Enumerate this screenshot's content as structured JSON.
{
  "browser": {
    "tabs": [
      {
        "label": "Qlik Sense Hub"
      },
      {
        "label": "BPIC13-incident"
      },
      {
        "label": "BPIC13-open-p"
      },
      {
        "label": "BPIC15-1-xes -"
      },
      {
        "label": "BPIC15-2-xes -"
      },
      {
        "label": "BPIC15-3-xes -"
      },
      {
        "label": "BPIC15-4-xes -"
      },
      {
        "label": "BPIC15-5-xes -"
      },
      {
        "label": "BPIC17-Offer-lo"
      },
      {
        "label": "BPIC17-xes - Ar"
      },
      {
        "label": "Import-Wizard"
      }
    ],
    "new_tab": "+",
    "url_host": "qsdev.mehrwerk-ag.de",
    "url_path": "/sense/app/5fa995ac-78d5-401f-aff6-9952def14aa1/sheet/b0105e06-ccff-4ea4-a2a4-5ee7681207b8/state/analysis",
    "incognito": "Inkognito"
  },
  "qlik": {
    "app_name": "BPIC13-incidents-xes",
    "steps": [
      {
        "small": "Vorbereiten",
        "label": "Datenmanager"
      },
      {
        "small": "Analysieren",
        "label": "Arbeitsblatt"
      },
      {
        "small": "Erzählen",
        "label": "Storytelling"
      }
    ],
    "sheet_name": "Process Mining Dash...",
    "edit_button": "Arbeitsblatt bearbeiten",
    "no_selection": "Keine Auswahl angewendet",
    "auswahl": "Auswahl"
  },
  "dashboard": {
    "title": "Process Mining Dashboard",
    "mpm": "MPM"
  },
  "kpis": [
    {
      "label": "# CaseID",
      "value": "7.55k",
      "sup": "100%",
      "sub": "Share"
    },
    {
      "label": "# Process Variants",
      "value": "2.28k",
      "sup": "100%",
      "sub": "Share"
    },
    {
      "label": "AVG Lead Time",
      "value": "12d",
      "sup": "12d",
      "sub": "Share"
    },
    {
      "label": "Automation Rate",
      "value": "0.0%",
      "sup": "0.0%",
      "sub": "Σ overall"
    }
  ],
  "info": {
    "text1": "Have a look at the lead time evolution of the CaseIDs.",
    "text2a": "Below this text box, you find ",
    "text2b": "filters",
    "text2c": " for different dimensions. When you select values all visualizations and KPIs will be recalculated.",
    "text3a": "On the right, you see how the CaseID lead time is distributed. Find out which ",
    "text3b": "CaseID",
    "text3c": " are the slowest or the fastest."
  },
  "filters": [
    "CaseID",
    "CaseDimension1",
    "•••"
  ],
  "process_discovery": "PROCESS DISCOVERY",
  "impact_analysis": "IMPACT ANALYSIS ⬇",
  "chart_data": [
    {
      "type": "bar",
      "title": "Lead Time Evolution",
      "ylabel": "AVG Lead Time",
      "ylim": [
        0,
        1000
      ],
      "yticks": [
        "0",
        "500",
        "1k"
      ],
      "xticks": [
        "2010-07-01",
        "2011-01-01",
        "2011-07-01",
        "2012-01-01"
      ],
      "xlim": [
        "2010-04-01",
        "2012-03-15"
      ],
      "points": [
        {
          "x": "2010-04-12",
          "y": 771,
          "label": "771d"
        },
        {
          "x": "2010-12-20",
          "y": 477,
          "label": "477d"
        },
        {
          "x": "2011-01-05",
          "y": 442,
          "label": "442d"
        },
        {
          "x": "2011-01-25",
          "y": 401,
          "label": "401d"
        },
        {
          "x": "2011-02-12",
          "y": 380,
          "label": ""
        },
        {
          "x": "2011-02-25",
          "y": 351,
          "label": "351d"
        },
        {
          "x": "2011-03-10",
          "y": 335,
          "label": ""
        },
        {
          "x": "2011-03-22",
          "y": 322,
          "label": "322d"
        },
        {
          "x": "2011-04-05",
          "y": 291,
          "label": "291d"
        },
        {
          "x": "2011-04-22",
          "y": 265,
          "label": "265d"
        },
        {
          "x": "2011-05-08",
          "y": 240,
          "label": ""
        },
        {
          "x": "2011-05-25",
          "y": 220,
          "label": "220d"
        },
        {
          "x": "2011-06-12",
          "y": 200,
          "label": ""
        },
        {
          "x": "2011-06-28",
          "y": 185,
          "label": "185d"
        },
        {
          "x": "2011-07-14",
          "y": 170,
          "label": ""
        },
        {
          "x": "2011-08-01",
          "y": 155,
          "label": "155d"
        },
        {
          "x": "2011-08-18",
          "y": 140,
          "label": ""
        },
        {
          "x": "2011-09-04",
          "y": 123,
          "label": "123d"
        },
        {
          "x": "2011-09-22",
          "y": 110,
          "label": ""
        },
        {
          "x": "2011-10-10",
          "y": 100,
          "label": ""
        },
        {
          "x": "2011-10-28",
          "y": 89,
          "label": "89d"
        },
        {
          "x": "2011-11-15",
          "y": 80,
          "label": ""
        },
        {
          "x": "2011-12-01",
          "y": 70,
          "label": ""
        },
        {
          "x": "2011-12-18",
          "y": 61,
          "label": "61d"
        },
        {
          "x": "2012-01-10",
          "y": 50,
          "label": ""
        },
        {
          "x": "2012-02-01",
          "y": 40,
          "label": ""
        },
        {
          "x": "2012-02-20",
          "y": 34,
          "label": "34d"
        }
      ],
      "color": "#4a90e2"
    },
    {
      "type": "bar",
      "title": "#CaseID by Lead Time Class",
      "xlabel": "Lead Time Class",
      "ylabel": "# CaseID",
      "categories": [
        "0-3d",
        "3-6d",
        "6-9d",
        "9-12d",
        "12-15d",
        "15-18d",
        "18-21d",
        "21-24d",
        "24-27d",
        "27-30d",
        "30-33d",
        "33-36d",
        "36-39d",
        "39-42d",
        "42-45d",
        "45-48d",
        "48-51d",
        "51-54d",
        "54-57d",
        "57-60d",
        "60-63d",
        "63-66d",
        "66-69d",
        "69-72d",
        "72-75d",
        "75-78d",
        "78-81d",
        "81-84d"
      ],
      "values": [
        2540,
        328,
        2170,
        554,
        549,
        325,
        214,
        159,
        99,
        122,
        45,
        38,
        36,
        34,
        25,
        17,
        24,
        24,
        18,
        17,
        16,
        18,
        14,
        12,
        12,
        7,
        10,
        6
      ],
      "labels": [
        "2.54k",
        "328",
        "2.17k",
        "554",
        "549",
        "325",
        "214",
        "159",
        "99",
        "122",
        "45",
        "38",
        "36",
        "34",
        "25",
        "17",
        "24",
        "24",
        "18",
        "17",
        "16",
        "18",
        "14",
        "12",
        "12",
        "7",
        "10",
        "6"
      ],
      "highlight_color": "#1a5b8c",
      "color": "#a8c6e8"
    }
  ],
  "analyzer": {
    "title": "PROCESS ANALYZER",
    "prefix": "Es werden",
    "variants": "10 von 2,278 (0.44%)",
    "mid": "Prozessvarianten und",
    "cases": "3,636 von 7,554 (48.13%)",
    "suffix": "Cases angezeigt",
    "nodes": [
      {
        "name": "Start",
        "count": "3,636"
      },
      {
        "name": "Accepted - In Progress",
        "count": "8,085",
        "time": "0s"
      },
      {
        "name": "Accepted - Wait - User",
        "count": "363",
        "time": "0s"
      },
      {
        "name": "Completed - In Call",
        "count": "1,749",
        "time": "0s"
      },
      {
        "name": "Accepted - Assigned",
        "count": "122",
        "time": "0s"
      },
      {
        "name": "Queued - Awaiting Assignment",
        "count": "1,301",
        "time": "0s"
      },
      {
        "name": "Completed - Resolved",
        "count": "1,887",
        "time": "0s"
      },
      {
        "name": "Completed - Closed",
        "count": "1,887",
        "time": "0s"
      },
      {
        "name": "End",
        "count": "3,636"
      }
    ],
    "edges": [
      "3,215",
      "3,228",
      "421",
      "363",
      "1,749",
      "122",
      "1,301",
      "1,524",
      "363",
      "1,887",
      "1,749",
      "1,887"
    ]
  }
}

*Your task*
Gather up, from the records above, each line where the word "values" appears.

*Answer to the problem*
    "text2c": " for different dimensions. When you select values all visualizations and KPIs will be recalculated.",
      "values": [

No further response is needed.